Given request –
Reproduce every line of the listing below verbatim, keeping each line unchanged.

Records shown –
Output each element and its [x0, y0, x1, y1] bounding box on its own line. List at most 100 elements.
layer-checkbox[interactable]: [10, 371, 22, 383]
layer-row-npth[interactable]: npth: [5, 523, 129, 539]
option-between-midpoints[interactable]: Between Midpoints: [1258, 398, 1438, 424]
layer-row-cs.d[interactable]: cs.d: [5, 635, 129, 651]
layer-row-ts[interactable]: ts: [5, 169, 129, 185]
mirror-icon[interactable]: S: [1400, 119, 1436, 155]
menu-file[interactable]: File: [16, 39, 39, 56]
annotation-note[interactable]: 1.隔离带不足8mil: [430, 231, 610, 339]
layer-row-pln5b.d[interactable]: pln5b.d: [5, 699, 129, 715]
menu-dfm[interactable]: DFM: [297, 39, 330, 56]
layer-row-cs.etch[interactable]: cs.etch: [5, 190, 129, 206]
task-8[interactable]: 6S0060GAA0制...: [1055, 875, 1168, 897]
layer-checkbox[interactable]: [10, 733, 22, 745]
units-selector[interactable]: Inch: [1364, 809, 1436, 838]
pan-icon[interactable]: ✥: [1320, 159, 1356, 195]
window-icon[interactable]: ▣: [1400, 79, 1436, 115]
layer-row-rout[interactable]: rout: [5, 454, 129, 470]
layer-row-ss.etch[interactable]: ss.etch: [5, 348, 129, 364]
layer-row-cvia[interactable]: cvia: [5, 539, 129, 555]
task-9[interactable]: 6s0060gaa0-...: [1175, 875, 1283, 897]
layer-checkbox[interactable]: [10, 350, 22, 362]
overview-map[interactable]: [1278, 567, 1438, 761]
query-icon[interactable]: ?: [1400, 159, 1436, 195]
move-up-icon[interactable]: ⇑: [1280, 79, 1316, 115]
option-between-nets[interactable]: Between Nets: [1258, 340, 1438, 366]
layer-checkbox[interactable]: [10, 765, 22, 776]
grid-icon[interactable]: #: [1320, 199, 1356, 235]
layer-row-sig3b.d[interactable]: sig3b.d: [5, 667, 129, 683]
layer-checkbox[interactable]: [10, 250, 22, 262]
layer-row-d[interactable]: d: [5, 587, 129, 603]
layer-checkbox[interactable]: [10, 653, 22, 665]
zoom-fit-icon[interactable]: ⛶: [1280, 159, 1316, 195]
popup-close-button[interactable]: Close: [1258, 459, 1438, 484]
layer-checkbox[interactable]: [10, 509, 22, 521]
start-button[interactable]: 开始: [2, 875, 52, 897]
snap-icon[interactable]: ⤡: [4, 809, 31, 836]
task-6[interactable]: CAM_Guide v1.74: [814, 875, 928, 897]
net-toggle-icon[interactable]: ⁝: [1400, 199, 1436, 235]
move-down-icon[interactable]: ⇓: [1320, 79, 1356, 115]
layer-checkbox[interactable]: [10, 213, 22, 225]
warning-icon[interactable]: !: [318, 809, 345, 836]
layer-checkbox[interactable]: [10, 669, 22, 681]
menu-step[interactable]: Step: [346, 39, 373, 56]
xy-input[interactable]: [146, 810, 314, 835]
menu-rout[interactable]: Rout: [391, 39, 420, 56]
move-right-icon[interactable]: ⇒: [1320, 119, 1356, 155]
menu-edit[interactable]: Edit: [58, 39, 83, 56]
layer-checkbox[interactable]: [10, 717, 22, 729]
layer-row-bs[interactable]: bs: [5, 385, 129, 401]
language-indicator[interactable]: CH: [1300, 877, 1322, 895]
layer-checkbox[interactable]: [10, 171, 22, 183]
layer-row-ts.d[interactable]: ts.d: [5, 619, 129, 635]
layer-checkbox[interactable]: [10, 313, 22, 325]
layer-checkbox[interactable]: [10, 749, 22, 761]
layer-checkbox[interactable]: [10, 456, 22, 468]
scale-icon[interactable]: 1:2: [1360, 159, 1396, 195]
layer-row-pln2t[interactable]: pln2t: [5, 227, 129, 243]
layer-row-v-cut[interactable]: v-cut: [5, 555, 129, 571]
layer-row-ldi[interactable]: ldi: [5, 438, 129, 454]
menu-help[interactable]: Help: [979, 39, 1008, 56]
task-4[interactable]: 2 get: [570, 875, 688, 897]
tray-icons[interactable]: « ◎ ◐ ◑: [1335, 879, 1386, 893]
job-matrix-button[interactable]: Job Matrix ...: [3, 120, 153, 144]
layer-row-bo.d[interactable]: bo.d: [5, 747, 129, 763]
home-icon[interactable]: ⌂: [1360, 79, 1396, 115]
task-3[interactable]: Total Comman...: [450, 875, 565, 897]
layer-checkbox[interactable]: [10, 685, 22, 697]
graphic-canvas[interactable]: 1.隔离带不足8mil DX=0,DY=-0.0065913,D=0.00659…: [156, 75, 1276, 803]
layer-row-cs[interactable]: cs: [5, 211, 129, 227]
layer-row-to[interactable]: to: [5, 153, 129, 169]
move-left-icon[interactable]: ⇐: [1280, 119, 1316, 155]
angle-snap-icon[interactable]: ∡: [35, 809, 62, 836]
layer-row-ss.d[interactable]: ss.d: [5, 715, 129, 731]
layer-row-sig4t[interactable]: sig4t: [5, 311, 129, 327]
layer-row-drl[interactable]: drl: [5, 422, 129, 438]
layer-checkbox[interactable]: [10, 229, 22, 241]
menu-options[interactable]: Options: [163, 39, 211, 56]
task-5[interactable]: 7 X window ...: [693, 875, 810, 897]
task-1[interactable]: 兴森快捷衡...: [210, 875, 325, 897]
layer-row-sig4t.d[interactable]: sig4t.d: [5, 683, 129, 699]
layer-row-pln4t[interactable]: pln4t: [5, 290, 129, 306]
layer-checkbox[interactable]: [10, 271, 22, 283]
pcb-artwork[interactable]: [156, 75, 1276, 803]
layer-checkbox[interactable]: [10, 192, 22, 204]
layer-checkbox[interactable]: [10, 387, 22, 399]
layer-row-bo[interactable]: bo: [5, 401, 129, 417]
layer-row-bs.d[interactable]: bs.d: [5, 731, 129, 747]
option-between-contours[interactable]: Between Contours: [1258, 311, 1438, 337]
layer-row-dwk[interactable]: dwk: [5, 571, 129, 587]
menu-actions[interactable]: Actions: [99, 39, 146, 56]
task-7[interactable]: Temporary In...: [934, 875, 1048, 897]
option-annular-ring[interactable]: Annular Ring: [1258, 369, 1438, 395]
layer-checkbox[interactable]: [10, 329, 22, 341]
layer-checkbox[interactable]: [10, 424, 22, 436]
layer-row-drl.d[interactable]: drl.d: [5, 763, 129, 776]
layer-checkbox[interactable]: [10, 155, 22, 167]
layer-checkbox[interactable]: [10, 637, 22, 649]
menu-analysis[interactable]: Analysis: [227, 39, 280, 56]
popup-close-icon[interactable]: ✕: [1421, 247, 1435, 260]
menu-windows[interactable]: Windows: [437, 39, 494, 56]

The answer –
Output each element and its [x0, y0, x1, y1] bounding box on its own line. List at most 100 elements.
layer-checkbox[interactable]: [10, 371, 22, 383]
layer-row-npth[interactable]: npth: [5, 523, 129, 539]
option-between-midpoints[interactable]: Between Midpoints: [1258, 398, 1438, 424]
layer-row-cs.d[interactable]: cs.d: [5, 635, 129, 651]
layer-row-ts[interactable]: ts: [5, 169, 129, 185]
mirror-icon[interactable]: S: [1400, 119, 1436, 155]
menu-file[interactable]: File: [16, 39, 39, 56]
annotation-note[interactable]: 1.隔离带不足8mil: [430, 231, 610, 339]
layer-row-pln5b.d[interactable]: pln5b.d: [5, 699, 129, 715]
menu-dfm[interactable]: DFM: [297, 39, 330, 56]
layer-row-cs.etch[interactable]: cs.etch: [5, 190, 129, 206]
task-8[interactable]: 6S0060GAA0制...: [1055, 875, 1168, 897]
layer-checkbox[interactable]: [10, 733, 22, 745]
units-selector[interactable]: Inch: [1364, 809, 1436, 838]
pan-icon[interactable]: ✥: [1320, 159, 1356, 195]
window-icon[interactable]: ▣: [1400, 79, 1436, 115]
layer-row-rout[interactable]: rout: [5, 454, 129, 470]
layer-row-ss.etch[interactable]: ss.etch: [5, 348, 129, 364]
layer-row-cvia[interactable]: cvia: [5, 539, 129, 555]
task-9[interactable]: 6s0060gaa0-...: [1175, 875, 1283, 897]
layer-checkbox[interactable]: [10, 350, 22, 362]
overview-map[interactable]: [1278, 567, 1438, 761]
query-icon[interactable]: ?: [1400, 159, 1436, 195]
move-up-icon[interactable]: ⇑: [1280, 79, 1316, 115]
option-between-nets[interactable]: Between Nets: [1258, 340, 1438, 366]
layer-checkbox[interactable]: [10, 765, 22, 776]
grid-icon[interactable]: #: [1320, 199, 1356, 235]
layer-row-sig3b.d[interactable]: sig3b.d: [5, 667, 129, 683]
layer-checkbox[interactable]: [10, 250, 22, 262]
layer-row-d[interactable]: d: [5, 587, 129, 603]
layer-checkbox[interactable]: [10, 653, 22, 665]
zoom-fit-icon[interactable]: ⛶: [1280, 159, 1316, 195]
popup-close-button[interactable]: Close: [1258, 459, 1438, 484]
layer-checkbox[interactable]: [10, 509, 22, 521]
start-button[interactable]: 开始: [2, 875, 52, 897]
snap-icon[interactable]: ⤡: [4, 809, 31, 836]
task-6[interactable]: CAM_Guide v1.74: [814, 875, 928, 897]
net-toggle-icon[interactable]: ⁝: [1400, 199, 1436, 235]
move-down-icon[interactable]: ⇓: [1320, 79, 1356, 115]
layer-checkbox[interactable]: [10, 213, 22, 225]
warning-icon[interactable]: !: [318, 809, 345, 836]
layer-checkbox[interactable]: [10, 669, 22, 681]
menu-step[interactable]: Step: [346, 39, 373, 56]
xy-input[interactable]: [146, 810, 314, 835]
menu-rout[interactable]: Rout: [391, 39, 420, 56]
move-right-icon[interactable]: ⇒: [1320, 119, 1356, 155]
menu-edit[interactable]: Edit: [58, 39, 83, 56]
layer-checkbox[interactable]: [10, 717, 22, 729]
layer-row-bs[interactable]: bs: [5, 385, 129, 401]
language-indicator[interactable]: CH: [1300, 877, 1322, 895]
layer-checkbox[interactable]: [10, 171, 22, 183]
layer-row-ts.d[interactable]: ts.d: [5, 619, 129, 635]
layer-checkbox[interactable]: [10, 313, 22, 325]
layer-checkbox[interactable]: [10, 749, 22, 761]
layer-checkbox[interactable]: [10, 456, 22, 468]
scale-icon[interactable]: 1:2: [1360, 159, 1396, 195]
layer-row-pln2t[interactable]: pln2t: [5, 227, 129, 243]
layer-row-v-cut[interactable]: v-cut: [5, 555, 129, 571]
layer-row-ldi[interactable]: ldi: [5, 438, 129, 454]
menu-help[interactable]: Help: [979, 39, 1008, 56]
task-4[interactable]: 2 get: [570, 875, 688, 897]
tray-icons[interactable]: « ◎ ◐ ◑: [1335, 879, 1386, 893]
job-matrix-button[interactable]: Job Matrix ...: [3, 120, 153, 144]
layer-row-bo.d[interactable]: bo.d: [5, 747, 129, 763]
home-icon[interactable]: ⌂: [1360, 79, 1396, 115]
task-3[interactable]: Total Comman...: [450, 875, 565, 897]
layer-checkbox[interactable]: [10, 685, 22, 697]
graphic-canvas[interactable]: 1.隔离带不足8mil DX=0,DY=-0.0065913,D=0.00659…: [156, 75, 1276, 803]
layer-row-cs[interactable]: cs: [5, 211, 129, 227]
layer-row-to[interactable]: to: [5, 153, 129, 169]
move-left-icon[interactable]: ⇐: [1280, 119, 1316, 155]
angle-snap-icon[interactable]: ∡: [35, 809, 62, 836]
layer-row-ss.d[interactable]: ss.d: [5, 715, 129, 731]
layer-row-sig4t[interactable]: sig4t: [5, 311, 129, 327]
layer-row-drl[interactable]: drl: [5, 422, 129, 438]
layer-checkbox[interactable]: [10, 229, 22, 241]
menu-options[interactable]: Options: [163, 39, 211, 56]
task-5[interactable]: 7 X window ...: [693, 875, 810, 897]
task-1[interactable]: 兴森快捷衡...: [210, 875, 325, 897]
layer-row-sig4t.d[interactable]: sig4t.d: [5, 683, 129, 699]
layer-row-pln4t[interactable]: pln4t: [5, 290, 129, 306]
layer-checkbox[interactable]: [10, 271, 22, 283]
pcb-artwork[interactable]: [156, 75, 1276, 803]
layer-checkbox[interactable]: [10, 192, 22, 204]
layer-checkbox[interactable]: [10, 387, 22, 399]
layer-row-bo[interactable]: bo: [5, 401, 129, 417]
layer-row-bs.d[interactable]: bs.d: [5, 731, 129, 747]
option-between-contours[interactable]: Between Contours: [1258, 311, 1438, 337]
layer-row-dwk[interactable]: dwk: [5, 571, 129, 587]
menu-actions[interactable]: Actions: [99, 39, 146, 56]
task-7[interactable]: Temporary In...: [934, 875, 1048, 897]
option-annular-ring[interactable]: Annular Ring: [1258, 369, 1438, 395]
layer-checkbox[interactable]: [10, 329, 22, 341]
layer-checkbox[interactable]: [10, 424, 22, 436]
layer-row-drl.d[interactable]: drl.d: [5, 763, 129, 776]
layer-checkbox[interactable]: [10, 155, 22, 167]
layer-checkbox[interactable]: [10, 637, 22, 649]
menu-analysis[interactable]: Analysis: [227, 39, 280, 56]
popup-close-icon[interactable]: ✕: [1421, 247, 1435, 260]
menu-windows[interactable]: Windows: [437, 39, 494, 56]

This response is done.